* WHAT YOU SHOULD DO: Scan the data beneath this task and copy each line that includes "Escompte".

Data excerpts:
**********

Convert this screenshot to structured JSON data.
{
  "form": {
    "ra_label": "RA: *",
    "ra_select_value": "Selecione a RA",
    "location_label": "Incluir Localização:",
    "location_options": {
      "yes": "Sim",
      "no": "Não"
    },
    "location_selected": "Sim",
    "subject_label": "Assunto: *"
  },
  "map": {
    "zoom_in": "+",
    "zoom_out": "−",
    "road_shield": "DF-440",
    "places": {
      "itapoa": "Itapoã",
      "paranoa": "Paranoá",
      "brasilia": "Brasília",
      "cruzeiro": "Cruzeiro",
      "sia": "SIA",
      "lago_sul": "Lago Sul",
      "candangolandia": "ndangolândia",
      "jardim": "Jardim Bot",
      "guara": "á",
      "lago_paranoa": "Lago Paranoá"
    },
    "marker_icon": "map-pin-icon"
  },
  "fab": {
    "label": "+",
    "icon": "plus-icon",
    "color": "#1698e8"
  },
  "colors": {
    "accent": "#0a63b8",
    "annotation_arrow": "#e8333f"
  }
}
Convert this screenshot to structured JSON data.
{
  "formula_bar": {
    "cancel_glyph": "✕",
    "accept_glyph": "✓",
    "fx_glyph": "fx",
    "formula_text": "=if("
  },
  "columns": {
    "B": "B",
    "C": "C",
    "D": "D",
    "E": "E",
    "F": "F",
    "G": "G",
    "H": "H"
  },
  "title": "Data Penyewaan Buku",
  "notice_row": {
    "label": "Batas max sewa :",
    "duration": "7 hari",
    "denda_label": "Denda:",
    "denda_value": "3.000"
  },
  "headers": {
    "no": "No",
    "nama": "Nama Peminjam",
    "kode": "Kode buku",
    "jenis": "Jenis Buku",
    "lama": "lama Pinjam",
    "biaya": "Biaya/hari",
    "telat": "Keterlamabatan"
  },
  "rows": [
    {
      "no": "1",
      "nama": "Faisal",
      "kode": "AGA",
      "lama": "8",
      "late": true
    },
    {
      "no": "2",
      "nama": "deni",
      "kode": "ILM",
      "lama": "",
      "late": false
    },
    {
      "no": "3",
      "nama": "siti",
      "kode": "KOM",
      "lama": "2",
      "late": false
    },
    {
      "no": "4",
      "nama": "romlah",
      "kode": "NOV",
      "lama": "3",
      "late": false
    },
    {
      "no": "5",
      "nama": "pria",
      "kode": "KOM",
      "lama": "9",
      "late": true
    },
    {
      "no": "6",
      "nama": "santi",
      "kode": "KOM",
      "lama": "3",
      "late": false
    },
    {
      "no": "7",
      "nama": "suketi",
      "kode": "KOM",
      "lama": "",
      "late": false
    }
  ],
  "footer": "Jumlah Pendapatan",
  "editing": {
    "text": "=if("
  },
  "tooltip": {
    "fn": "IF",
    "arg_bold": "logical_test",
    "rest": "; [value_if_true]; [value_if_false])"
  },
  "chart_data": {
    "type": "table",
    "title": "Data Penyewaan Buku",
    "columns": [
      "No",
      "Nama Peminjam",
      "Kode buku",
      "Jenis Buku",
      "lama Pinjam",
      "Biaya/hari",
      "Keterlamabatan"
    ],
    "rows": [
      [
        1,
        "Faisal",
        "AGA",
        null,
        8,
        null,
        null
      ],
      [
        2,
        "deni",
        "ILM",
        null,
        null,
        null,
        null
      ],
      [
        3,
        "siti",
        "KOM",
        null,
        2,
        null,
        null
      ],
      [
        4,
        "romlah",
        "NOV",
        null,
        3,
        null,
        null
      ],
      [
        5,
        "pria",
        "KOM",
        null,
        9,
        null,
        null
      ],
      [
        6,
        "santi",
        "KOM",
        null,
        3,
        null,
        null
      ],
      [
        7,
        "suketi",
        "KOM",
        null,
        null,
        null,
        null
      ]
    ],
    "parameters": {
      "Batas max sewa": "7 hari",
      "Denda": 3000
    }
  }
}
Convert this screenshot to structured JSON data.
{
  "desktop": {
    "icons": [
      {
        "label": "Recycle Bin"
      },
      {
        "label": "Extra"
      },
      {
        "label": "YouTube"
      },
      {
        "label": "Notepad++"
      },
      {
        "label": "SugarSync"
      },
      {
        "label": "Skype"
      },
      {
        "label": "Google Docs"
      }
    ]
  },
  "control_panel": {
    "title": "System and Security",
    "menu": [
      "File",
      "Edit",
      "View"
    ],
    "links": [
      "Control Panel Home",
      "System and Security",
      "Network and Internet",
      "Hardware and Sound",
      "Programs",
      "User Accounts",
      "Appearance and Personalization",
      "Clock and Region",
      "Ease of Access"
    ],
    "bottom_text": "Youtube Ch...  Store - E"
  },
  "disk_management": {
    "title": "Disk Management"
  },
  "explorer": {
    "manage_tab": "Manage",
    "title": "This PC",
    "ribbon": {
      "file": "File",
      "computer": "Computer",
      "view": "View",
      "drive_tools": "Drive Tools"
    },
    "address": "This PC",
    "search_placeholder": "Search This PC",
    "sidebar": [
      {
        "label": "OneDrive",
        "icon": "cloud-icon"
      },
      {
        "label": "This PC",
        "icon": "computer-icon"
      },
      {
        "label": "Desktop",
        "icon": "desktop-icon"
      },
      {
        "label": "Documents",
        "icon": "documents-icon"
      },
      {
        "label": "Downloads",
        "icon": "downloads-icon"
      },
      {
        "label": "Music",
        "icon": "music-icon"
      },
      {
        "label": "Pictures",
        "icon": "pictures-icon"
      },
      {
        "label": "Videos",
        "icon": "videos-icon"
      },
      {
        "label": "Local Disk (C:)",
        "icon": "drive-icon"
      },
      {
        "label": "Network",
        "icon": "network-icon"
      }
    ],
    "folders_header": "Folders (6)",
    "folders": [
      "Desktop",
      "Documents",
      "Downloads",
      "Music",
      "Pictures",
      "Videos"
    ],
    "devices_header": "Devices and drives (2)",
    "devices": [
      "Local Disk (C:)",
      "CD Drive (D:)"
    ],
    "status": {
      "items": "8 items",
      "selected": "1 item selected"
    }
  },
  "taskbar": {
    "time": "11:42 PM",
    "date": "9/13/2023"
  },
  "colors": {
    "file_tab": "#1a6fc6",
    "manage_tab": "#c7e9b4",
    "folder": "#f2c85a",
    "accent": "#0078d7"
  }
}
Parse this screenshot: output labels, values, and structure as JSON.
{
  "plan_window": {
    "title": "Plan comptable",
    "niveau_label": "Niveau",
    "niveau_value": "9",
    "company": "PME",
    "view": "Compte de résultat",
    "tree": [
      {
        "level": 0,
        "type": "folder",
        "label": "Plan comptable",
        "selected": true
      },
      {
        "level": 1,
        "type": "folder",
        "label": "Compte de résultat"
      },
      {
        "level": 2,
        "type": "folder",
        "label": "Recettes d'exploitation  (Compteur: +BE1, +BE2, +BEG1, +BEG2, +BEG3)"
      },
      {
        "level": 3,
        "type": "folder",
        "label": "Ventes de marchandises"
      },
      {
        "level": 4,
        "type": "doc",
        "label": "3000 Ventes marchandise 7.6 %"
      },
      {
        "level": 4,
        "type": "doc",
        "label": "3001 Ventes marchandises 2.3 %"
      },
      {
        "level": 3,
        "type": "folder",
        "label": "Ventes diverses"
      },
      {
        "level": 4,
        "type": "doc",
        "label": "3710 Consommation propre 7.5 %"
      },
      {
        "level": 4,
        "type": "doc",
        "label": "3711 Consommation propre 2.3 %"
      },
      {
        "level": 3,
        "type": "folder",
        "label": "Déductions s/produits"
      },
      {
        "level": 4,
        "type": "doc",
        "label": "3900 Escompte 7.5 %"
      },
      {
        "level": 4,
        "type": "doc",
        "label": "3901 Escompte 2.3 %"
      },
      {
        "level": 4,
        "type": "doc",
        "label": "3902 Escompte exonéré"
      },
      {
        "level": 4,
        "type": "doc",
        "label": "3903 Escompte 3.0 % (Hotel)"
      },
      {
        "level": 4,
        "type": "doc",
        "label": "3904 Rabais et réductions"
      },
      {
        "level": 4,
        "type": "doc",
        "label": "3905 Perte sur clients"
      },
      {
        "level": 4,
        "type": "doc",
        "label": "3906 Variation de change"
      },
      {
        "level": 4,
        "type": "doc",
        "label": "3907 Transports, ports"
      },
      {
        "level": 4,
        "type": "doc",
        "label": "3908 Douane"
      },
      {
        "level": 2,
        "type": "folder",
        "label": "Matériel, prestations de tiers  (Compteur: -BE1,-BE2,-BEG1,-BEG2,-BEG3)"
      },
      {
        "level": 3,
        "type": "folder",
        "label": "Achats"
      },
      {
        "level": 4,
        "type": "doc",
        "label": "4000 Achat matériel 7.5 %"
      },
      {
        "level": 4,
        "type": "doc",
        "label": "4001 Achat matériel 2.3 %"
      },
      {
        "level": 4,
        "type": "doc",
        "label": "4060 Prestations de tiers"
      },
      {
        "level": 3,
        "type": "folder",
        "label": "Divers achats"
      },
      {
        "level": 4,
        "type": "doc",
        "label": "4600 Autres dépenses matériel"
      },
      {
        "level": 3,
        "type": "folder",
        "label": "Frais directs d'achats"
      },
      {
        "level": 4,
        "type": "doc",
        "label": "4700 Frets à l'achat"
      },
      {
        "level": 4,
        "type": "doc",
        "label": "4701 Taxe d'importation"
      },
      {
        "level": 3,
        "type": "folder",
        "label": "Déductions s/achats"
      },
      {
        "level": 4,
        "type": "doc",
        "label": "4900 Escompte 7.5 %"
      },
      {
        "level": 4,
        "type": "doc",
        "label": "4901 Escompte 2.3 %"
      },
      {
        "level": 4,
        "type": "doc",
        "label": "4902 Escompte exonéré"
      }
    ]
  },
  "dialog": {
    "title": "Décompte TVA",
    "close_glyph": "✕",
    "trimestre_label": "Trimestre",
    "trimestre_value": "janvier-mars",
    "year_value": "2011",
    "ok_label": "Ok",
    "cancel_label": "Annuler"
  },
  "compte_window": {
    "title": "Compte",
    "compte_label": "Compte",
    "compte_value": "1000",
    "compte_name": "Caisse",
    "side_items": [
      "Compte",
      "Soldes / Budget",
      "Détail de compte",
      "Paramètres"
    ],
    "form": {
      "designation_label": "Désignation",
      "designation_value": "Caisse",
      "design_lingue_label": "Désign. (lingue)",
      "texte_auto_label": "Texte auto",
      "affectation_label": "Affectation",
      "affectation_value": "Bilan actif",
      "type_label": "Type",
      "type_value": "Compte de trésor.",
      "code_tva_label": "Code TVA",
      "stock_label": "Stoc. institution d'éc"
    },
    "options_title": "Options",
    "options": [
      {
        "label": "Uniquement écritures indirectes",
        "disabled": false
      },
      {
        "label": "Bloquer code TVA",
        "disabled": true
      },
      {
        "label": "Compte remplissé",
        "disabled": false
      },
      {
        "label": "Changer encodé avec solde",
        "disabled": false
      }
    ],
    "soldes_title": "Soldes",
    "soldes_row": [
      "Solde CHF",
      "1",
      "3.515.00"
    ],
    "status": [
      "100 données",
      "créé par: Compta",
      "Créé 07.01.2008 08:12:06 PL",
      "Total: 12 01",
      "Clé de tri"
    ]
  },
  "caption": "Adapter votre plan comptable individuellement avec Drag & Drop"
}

**********

* RESPONSE TO THE EXERCISE:
        "label": "3900 Escompte 7.5 %"
        "label": "3901 Escompte 2.3 %"
        "label": "3902 Escompte exonéré"
        "label": "3903 Escompte 3.0 % (Hotel)"
        "label": "4900 Escompte 7.5 %"
        "label": "4901 Escompte 2.3 %"
        "label": "4902 Escompte exonéré"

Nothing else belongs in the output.